Register the metadata of your data asset. In this example, you register Production/Product objects from the AdventureWorks Production namespace:
In the Server Hierarchy tree, expand AdventureWorks2014 and click Production.
Select Product, ProductCategory, ProductDescription, and ProductPhoto by using Ctrl+click.
Click the move selected arrow (>). This action moves all selected objects into the Objects to be registered list.
Select Include a Preview to include a snapshot preview of the data. The snapshot includes up to 20 records from each table, and it is copied into the catalog.
Select Include Data Profile to include a snapshot of the object statistics for the data profile (for example: minimum, maximum, and average values for a column, number of rows).
In the Add tags field, enter adventure works, cycles. This action adds search tags for these data assets. Tags are a great way to help users find a registered data source.
Specify the name of an expert on this data (optional).

....................

(Your instructions): Resume the data-asset registration walkthrough, picking up after its final step, "Specify the name of an expert on this data (optional)."

(Data excerpt):
....................

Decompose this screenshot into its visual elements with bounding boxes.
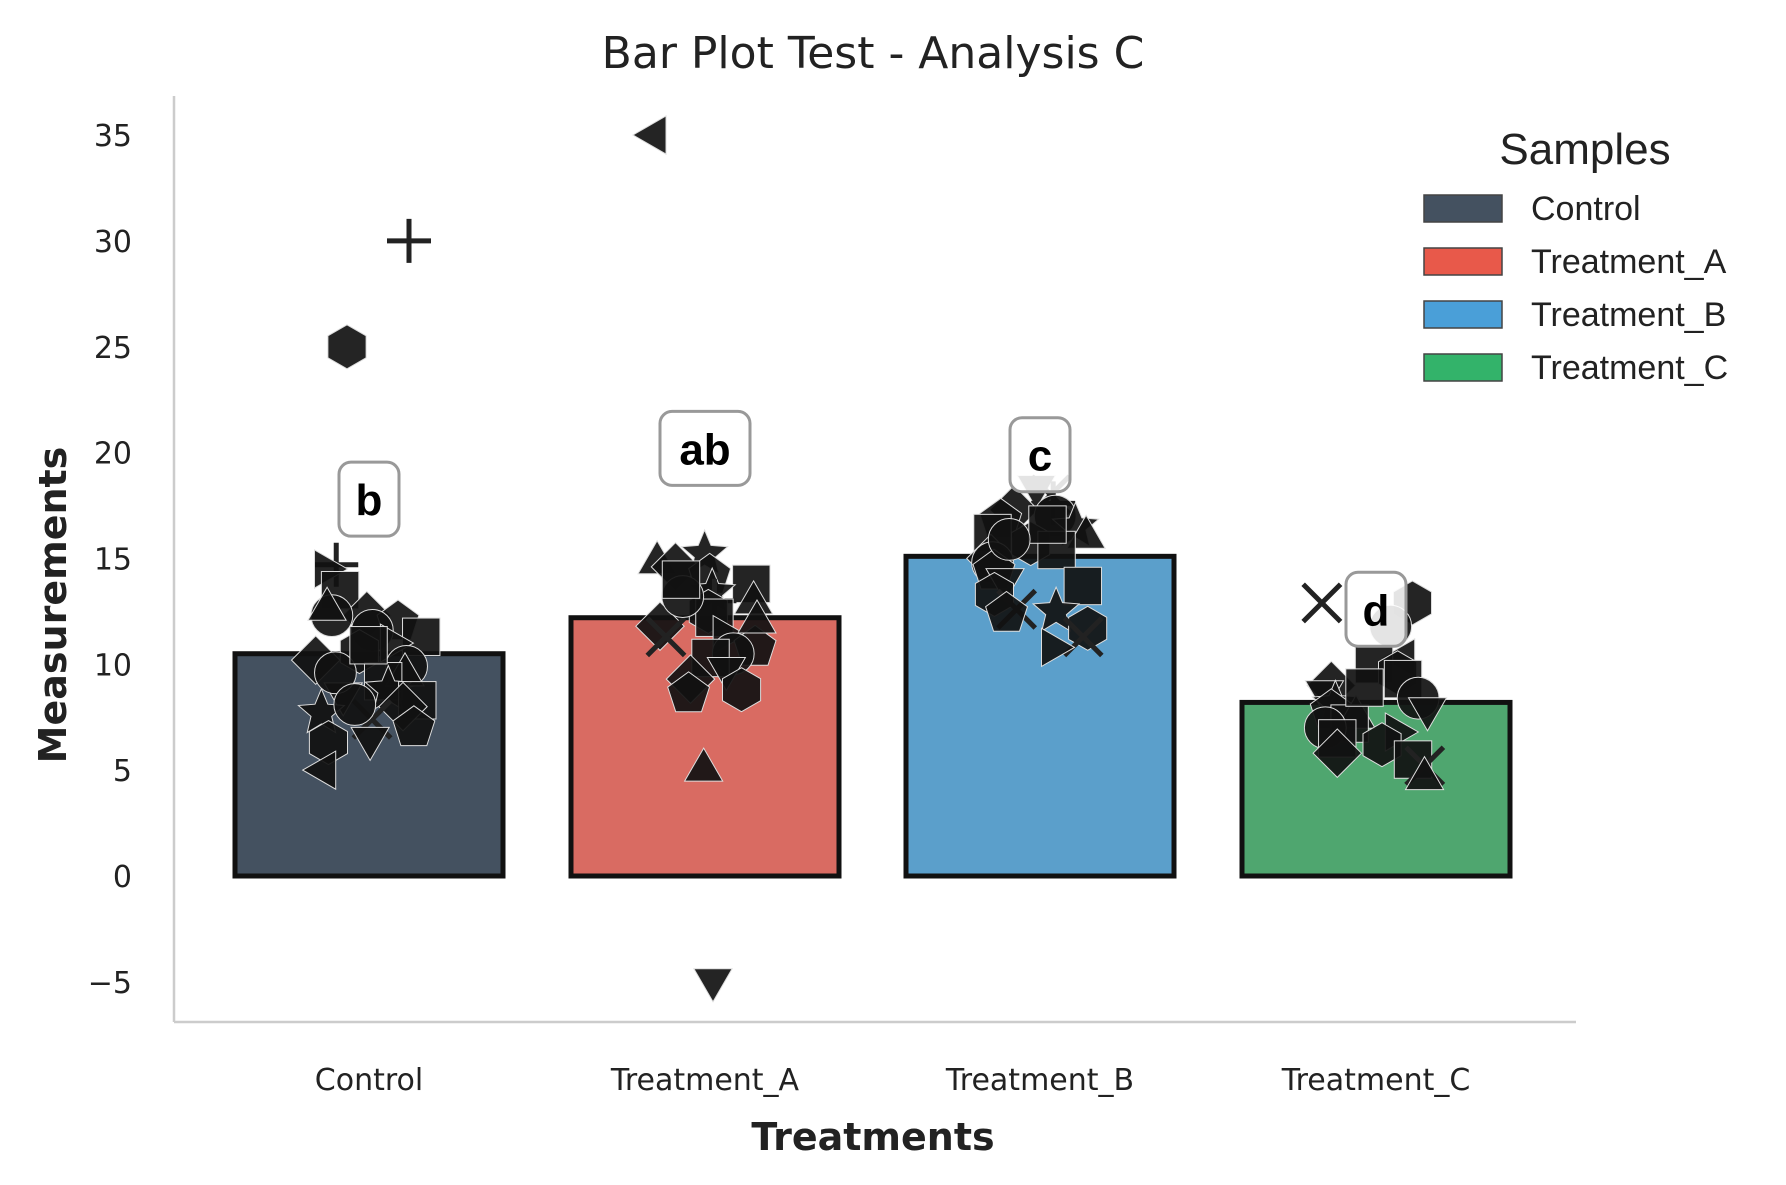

....................

(Answer for the task):
Click REGISTER. Azure Data Catalog registers your selected objects. In this exercise, the selected objects from Adventure Works are registered. The registration tool extracts metadata from the data asset and copies that data into the Azure Data Catalog service. The data remains where it currently resides, and it remains under the control of the administrators and policies of the current system.
To see your registered data source objects, click View Portal. In the Azure Data Catalog portal, confirm that you see all four tables and the database in the grid view.
In this exercise, you registered objects from the Adventure Works sample database so that they can be easily discovered by users across your organization. In the next exercise, you learn how to discover registered data assets.
Discover data assets
Discovery in Azure Data Catalog uses two primary mechanisms: searching and filtering.
Searching is designed to be both intuitive and powerful. By default, search terms are matched against any property in the catalog, including user-provided annotations.
Filtering is designed to complement searching. You can select specific characteristics such as experts, data source type, object type, and tags to view matching data assets and to constrain search results to matching assets.
By using a combination of searching and filtering, you can quickly navigate the data sources that have been registered with Azure Data Catalog to discover the data assets you need.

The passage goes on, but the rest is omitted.